Your task> Among the entries, which lines carry the string "위층에서"? Copy each of them.

Material for this task>
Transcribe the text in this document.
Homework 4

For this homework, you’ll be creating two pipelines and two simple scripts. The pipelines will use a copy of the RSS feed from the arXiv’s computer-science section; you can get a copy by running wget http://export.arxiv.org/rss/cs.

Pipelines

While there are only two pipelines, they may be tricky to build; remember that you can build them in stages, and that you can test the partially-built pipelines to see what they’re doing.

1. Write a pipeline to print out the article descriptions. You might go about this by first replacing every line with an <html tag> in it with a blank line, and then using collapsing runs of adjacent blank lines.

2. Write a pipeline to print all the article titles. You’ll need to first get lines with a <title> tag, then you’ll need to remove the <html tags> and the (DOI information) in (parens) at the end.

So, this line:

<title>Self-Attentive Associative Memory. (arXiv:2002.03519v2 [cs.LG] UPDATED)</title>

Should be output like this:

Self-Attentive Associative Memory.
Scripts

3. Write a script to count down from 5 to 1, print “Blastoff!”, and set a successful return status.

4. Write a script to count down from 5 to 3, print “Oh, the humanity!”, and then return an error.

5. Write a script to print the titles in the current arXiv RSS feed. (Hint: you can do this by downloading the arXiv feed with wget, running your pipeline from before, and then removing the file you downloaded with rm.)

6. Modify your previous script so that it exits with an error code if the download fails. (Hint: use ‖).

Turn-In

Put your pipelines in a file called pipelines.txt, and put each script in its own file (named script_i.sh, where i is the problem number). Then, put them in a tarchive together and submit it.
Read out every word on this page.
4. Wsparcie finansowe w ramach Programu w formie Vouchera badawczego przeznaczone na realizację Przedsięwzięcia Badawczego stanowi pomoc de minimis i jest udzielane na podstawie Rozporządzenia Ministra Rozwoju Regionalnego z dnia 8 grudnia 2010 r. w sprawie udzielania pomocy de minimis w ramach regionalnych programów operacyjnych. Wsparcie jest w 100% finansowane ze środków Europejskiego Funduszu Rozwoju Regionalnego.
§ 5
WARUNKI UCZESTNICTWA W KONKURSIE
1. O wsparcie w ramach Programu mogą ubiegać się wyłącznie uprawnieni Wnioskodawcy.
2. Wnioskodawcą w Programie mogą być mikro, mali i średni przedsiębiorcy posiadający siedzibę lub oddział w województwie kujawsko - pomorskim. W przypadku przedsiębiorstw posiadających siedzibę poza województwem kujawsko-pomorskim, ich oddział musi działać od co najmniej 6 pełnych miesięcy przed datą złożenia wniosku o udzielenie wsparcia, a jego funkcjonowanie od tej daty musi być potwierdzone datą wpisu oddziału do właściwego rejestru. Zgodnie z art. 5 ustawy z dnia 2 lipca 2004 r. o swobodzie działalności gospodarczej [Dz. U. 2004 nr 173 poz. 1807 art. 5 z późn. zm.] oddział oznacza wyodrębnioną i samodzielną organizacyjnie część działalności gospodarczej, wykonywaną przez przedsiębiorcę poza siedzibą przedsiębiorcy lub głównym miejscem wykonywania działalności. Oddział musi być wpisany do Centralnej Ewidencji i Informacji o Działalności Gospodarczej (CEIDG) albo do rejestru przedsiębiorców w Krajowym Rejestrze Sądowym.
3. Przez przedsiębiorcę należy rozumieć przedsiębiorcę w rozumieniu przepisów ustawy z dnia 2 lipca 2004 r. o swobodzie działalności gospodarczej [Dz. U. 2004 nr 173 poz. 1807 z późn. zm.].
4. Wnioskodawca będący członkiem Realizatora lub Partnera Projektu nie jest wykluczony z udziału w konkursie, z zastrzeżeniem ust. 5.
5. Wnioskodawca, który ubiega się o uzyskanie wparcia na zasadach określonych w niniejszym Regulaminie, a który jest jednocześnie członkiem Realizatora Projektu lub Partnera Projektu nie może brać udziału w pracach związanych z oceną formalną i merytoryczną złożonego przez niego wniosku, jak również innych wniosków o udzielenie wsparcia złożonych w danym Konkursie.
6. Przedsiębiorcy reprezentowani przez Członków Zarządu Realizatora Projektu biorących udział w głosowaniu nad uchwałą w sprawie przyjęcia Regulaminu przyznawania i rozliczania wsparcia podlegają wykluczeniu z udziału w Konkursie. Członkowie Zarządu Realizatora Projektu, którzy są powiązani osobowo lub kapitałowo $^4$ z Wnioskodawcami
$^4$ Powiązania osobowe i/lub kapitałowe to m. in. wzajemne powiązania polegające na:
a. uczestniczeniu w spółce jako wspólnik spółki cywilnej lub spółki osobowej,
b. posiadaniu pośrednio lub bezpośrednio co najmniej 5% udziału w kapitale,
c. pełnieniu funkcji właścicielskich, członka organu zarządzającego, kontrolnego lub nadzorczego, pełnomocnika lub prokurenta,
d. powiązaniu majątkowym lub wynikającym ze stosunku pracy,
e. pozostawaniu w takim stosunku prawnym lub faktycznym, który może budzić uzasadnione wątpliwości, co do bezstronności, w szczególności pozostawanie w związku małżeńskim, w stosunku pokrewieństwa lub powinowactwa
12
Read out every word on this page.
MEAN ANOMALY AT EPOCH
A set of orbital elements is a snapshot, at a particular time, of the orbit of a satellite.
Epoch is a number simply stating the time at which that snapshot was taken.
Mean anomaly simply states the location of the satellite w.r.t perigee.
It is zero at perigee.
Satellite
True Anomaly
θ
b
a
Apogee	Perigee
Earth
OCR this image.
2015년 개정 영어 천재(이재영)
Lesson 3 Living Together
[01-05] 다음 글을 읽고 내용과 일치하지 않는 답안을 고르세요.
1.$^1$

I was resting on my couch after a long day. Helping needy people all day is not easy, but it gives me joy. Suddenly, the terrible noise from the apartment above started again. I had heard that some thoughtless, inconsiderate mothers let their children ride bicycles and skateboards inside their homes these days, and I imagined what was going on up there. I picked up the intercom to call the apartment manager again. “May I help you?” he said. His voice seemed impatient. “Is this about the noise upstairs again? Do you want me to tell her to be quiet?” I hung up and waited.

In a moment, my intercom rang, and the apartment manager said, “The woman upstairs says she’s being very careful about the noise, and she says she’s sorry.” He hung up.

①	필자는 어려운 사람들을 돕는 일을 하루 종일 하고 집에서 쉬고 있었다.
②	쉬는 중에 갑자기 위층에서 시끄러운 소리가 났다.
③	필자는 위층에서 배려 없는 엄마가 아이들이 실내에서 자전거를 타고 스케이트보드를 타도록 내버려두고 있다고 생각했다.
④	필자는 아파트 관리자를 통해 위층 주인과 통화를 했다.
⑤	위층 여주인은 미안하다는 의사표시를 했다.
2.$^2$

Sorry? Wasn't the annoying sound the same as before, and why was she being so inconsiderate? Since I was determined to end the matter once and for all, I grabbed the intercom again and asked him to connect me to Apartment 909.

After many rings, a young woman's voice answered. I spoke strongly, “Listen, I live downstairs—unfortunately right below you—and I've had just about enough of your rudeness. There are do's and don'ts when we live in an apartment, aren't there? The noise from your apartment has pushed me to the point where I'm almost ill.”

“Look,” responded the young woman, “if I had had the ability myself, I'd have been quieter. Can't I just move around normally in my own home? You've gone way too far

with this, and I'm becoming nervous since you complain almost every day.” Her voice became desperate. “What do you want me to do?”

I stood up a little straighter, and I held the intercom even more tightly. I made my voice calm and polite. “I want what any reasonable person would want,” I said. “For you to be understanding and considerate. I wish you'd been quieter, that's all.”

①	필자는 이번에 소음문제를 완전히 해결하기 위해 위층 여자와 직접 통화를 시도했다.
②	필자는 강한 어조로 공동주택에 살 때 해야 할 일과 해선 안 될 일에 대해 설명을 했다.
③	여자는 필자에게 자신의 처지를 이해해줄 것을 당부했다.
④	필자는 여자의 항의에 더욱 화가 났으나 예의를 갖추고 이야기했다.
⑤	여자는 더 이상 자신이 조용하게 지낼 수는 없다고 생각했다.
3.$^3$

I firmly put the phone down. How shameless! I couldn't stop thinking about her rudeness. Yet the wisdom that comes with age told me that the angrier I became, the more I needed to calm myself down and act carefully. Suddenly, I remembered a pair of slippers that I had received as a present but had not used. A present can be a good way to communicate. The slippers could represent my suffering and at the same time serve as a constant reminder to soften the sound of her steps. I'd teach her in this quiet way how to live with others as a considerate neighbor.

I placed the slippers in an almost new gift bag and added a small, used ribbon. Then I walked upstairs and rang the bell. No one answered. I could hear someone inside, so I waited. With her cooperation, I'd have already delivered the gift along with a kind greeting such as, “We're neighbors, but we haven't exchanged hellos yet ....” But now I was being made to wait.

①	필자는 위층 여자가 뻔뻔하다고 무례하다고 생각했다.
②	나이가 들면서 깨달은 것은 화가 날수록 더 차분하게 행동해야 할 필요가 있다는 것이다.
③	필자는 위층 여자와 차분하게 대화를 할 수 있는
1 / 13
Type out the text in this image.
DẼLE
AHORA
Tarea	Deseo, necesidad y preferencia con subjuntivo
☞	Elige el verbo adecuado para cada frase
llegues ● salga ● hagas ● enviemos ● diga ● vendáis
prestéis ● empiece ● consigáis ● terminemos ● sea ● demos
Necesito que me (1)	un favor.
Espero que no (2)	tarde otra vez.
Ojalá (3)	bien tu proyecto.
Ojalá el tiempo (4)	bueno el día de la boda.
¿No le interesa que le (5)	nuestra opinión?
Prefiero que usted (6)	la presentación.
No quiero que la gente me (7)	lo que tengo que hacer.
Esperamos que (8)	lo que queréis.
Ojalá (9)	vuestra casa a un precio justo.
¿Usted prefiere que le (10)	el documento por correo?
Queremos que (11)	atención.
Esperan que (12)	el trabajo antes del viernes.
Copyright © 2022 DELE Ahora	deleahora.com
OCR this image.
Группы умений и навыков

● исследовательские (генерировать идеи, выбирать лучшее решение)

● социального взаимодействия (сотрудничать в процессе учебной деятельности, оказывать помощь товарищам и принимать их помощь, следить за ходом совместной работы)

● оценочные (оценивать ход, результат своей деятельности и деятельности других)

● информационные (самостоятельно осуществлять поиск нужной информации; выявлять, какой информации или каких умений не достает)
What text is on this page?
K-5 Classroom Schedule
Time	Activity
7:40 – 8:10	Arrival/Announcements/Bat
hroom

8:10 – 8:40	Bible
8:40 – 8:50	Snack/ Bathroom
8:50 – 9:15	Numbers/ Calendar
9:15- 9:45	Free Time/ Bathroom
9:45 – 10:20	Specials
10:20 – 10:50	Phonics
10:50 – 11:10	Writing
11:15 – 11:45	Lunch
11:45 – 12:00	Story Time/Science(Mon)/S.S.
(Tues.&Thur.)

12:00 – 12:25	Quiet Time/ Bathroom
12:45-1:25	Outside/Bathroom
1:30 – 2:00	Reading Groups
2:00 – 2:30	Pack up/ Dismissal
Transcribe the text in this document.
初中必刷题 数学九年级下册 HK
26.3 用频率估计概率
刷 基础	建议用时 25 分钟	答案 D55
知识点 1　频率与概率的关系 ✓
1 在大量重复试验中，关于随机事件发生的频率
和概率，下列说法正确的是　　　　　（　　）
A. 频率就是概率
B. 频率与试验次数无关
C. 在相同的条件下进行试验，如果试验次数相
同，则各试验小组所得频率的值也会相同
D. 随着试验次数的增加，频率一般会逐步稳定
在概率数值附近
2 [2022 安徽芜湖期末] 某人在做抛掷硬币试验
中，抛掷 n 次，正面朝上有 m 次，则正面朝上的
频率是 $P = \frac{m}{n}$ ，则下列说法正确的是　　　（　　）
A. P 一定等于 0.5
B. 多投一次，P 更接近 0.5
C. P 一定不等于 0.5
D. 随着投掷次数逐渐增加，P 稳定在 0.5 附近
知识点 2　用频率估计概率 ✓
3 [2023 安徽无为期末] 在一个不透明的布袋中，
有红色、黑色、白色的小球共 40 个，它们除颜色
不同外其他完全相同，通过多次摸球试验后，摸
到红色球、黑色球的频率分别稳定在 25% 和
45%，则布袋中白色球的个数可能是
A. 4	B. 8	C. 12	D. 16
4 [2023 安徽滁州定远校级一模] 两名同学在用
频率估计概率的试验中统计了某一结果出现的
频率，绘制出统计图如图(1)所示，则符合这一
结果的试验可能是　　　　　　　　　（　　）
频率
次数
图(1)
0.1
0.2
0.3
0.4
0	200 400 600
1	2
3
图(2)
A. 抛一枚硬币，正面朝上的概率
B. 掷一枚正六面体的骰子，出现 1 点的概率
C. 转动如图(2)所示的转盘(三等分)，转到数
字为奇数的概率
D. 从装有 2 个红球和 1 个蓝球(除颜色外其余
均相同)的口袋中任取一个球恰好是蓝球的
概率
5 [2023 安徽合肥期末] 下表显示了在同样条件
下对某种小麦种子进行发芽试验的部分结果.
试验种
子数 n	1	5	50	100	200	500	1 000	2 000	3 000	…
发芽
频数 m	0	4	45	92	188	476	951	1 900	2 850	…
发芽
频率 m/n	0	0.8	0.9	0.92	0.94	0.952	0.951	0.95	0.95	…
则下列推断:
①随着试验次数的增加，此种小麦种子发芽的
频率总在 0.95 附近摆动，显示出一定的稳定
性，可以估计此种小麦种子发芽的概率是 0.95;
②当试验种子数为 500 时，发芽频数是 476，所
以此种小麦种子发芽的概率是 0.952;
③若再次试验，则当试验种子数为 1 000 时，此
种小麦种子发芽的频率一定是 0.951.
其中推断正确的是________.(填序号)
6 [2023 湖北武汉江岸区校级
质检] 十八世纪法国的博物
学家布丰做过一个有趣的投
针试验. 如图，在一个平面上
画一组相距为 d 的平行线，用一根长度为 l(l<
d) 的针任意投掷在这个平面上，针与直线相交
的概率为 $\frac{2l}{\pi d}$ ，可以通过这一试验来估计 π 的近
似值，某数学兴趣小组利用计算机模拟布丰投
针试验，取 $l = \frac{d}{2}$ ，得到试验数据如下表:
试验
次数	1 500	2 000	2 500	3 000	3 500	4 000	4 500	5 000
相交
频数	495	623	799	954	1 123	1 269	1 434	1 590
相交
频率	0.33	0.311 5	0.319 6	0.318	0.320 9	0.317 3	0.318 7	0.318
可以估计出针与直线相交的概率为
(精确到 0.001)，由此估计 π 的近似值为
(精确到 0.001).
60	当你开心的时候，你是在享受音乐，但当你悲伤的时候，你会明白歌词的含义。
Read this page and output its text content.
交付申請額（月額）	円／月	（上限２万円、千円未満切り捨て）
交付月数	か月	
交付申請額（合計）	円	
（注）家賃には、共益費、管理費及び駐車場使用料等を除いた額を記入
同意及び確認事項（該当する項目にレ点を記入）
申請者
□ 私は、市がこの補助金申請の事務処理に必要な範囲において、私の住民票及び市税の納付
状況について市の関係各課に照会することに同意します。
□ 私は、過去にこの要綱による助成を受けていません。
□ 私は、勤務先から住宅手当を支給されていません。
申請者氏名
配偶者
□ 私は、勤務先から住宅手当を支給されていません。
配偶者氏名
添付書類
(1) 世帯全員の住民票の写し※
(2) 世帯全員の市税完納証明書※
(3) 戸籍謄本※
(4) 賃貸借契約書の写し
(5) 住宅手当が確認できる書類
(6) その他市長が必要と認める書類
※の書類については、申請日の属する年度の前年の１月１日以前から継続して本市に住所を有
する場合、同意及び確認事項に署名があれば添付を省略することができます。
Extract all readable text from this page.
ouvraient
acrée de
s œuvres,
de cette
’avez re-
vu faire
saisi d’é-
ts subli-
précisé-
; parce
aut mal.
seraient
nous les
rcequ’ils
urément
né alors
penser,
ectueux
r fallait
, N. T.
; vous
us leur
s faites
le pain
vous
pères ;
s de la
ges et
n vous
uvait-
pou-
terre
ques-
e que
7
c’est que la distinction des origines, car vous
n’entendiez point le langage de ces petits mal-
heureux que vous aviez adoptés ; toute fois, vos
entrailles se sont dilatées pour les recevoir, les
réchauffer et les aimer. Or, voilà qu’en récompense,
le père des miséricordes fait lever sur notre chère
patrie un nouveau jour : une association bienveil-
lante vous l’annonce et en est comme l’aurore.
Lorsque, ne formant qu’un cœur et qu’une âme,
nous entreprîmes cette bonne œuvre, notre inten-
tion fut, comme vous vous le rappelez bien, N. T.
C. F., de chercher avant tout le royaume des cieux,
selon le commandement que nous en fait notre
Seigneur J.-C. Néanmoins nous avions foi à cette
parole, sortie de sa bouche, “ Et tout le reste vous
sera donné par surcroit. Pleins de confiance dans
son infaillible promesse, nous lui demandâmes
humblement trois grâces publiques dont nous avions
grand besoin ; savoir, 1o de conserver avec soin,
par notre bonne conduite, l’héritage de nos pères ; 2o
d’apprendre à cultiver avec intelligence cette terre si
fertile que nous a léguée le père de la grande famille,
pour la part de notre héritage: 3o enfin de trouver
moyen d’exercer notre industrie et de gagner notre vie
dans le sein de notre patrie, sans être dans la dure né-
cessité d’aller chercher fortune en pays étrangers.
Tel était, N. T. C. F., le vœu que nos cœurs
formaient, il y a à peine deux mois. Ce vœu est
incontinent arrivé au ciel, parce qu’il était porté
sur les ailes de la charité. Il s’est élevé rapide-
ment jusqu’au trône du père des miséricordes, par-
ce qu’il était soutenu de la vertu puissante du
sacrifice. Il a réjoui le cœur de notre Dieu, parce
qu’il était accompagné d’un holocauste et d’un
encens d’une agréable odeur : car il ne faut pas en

Result>
②	쉬는 중에 갑자기 위층에서 시끄러운 소리가 났다.
③	필자는 위층에서 배려 없는 엄마가 아이들이 실내에서 자전거를 타고 스케이트보드를 타도록 내버려두고 있다고 생각했다.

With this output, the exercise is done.